§ **Task brief**
Take the material and output all of it exactly.

§ **Data**
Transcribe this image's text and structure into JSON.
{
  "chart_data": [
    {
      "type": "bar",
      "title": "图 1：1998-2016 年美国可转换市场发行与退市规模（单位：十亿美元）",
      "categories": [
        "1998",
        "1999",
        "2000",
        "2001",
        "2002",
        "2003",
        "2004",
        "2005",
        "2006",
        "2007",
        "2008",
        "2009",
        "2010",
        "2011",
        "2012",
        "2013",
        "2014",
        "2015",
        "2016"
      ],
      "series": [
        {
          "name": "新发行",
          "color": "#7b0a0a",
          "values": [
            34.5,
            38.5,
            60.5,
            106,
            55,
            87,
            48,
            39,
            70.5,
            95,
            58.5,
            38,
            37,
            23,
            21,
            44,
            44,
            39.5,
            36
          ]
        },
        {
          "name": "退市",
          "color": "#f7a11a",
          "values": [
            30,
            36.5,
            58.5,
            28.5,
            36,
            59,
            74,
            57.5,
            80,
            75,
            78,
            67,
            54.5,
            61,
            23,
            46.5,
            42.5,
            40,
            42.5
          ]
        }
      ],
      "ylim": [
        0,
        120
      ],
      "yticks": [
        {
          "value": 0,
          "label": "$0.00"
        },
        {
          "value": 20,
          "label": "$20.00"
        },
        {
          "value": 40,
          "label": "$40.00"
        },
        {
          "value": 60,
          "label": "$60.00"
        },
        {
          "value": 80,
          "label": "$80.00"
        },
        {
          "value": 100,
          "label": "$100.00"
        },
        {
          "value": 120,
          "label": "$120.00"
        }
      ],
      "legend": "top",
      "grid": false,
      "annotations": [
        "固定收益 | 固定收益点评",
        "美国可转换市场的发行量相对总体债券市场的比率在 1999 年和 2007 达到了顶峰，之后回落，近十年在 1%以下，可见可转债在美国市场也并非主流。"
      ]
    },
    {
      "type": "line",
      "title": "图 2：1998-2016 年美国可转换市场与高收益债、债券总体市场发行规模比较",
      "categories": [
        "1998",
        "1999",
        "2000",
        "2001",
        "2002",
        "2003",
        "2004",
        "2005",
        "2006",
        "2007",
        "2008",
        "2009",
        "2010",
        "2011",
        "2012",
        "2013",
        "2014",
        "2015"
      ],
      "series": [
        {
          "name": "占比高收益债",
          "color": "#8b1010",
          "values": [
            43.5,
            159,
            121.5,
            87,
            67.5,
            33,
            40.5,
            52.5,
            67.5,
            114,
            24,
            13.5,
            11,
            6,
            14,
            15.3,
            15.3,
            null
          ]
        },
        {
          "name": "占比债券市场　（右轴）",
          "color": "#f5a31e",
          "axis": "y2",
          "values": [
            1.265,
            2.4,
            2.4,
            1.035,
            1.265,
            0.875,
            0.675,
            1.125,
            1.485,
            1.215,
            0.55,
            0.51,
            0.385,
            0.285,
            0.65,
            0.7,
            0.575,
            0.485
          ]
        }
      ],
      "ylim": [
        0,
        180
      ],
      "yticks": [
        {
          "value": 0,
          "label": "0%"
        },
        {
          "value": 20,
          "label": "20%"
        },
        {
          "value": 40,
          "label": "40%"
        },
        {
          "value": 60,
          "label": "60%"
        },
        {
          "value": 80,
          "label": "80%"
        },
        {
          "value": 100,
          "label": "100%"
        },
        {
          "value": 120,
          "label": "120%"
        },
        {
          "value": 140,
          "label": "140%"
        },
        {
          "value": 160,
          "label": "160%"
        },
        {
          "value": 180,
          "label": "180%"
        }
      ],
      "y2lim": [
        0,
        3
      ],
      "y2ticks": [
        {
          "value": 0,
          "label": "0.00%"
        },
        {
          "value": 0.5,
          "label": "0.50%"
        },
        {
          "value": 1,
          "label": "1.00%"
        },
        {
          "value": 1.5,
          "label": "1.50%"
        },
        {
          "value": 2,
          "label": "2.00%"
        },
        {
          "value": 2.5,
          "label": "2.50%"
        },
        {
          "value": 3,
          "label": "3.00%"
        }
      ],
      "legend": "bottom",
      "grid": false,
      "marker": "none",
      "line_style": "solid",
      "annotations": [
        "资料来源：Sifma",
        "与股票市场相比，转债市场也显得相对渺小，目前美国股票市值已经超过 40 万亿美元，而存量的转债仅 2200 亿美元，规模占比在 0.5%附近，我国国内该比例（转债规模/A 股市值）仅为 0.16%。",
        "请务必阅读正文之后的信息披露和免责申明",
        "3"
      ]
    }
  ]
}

§ **Result**
Transcribe this image's text and structure into JSON.
{
  "chart_data": [
    {
      "type": "bar",
      "title": "图 1：1998-2016 年美国可转换市场发行与退市规模（单位：十亿美元）",
      "categories": [
        "1998",
        "1999",
        "2000",
        "2001",
        "2002",
        "2003",
        "2004",
        "2005",
        "2006",
        "2007",
        "2008",
        "2009",
        "2010",
        "2011",
        "2012",
        "2013",
        "2014",
        "2015",
        "2016"
      ],
      "series": [
        {
          "name": "新发行",
          "color": "#7b0a0a",
          "values": [
            34.5,
            38.5,
            60.5,
            106,
            55,
            87,
            48,
            39,
            70.5,
            95,
            58.5,
            38,
            37,
            23,
            21,
            44,
            44,
            39.5,
            36
          ]
        },
        {
          "name": "退市",
          "color": "#f7a11a",
          "values": [
            30,
            36.5,
            58.5,
            28.5,
            36,
            59,
            74,
            57.5,
            80,
            75,
            78,
            67,
            54.5,
            61,
            23,
            46.5,
            42.5,
            40,
            42.5
          ]
        }
      ],
      "ylim": [
        0,
        120
      ],
      "yticks": [
        {
          "value": 0,
          "label": "$0.00"
        },
        {
          "value": 20,
          "label": "$20.00"
        },
        {
          "value": 40,
          "label": "$40.00"
        },
        {
          "value": 60,
          "label": "$60.00"
        },
        {
          "value": 80,
          "label": "$80.00"
        },
        {
          "value": 100,
          "label": "$100.00"
        },
        {
          "value": 120,
          "label": "$120.00"
        }
      ],
      "legend": "top",
      "grid": false,
      "annotations": [
        "固定收益 | 固定收益点评",
        "美国可转换市场的发行量相对总体债券市场的比率在 1999 年和 2007 达到了顶峰，之后回落，近十年在 1%以下，可见可转债在美国市场也并非主流。"
      ]
    },
    {
      "type": "line",
      "title": "图 2：1998-2016 年美国可转换市场与高收益债、债券总体市场发行规模比较",
      "categories": [
        "1998",
        "1999",
        "2000",
        "2001",
        "2002",
        "2003",
        "2004",
        "2005",
        "2006",
        "2007",
        "2008",
        "2009",
        "2010",
        "2011",
        "2012",
        "2013",
        "2014",
        "2015"
      ],
      "series": [
        {
          "name": "占比高收益债",
          "color": "#8b1010",
          "values": [
            43.5,
            159,
            121.5,
            87,
            67.5,
            33,
            40.5,
            52.5,
            67.5,
            114,
            24,
            13.5,
            11,
            6,
            14,
            15.3,
            15.3,
            null
          ]
        },
        {
          "name": "占比债券市场　（右轴）",
          "color": "#f5a31e",
          "axis": "y2",
          "values": [
            1.265,
            2.4,
            2.4,
            1.035,
            1.265,
            0.875,
            0.675,
            1.125,
            1.485,
            1.215,
            0.55,
            0.51,
            0.385,
            0.285,
            0.65,
            0.7,
            0.575,
            0.485
          ]
        }
      ],
      "ylim": [
        0,
        180
      ],
      "yticks": [
        {
          "value": 0,
          "label": "0%"
        },
        {
          "value": 20,
          "label": "20%"
        },
        {
          "value": 40,
          "label": "40%"
        },
        {
          "value": 60,
          "label": "60%"
        },
        {
          "value": 80,
          "label": "80%"
        },
        {
          "value": 100,
          "label": "100%"
        },
        {
          "value": 120,
          "label": "120%"
        },
        {
          "value": 140,
          "label": "140%"
        },
        {
          "value": 160,
          "label": "160%"
        },
        {
          "value": 180,
          "label": "180%"
        }
      ],
      "y2lim": [
        0,
        3
      ],
      "y2ticks": [
        {
          "value": 0,
          "label": "0.00%"
        },
        {
          "value": 0.5,
          "label": "0.50%"
        },
        {
          "value": 1,
          "label": "1.00%"
        },
        {
          "value": 1.5,
          "label": "1.50%"
        },
        {
          "value": 2,
          "label": "2.00%"
        },
        {
          "value": 2.5,
          "label": "2.50%"
        },
        {
          "value": 3,
          "label": "3.00%"
        }
      ],
      "legend": "bottom",
      "grid": false,
      "marker": "none",
      "line_style": "solid",
      "annotations": [
        "资料来源：Sifma",
        "与股票市场相比，转债市场也显得相对渺小，目前美国股票市值已经超过 40 万亿美元，而存量的转债仅 2200 亿美元，规模占比在 0.5%附近，我国国内该比例（转债规模/A 股市值）仅为 0.16%。",
        "请务必阅读正文之后的信息披露和免责申明",
        "3"
      ]
    }
  ]
}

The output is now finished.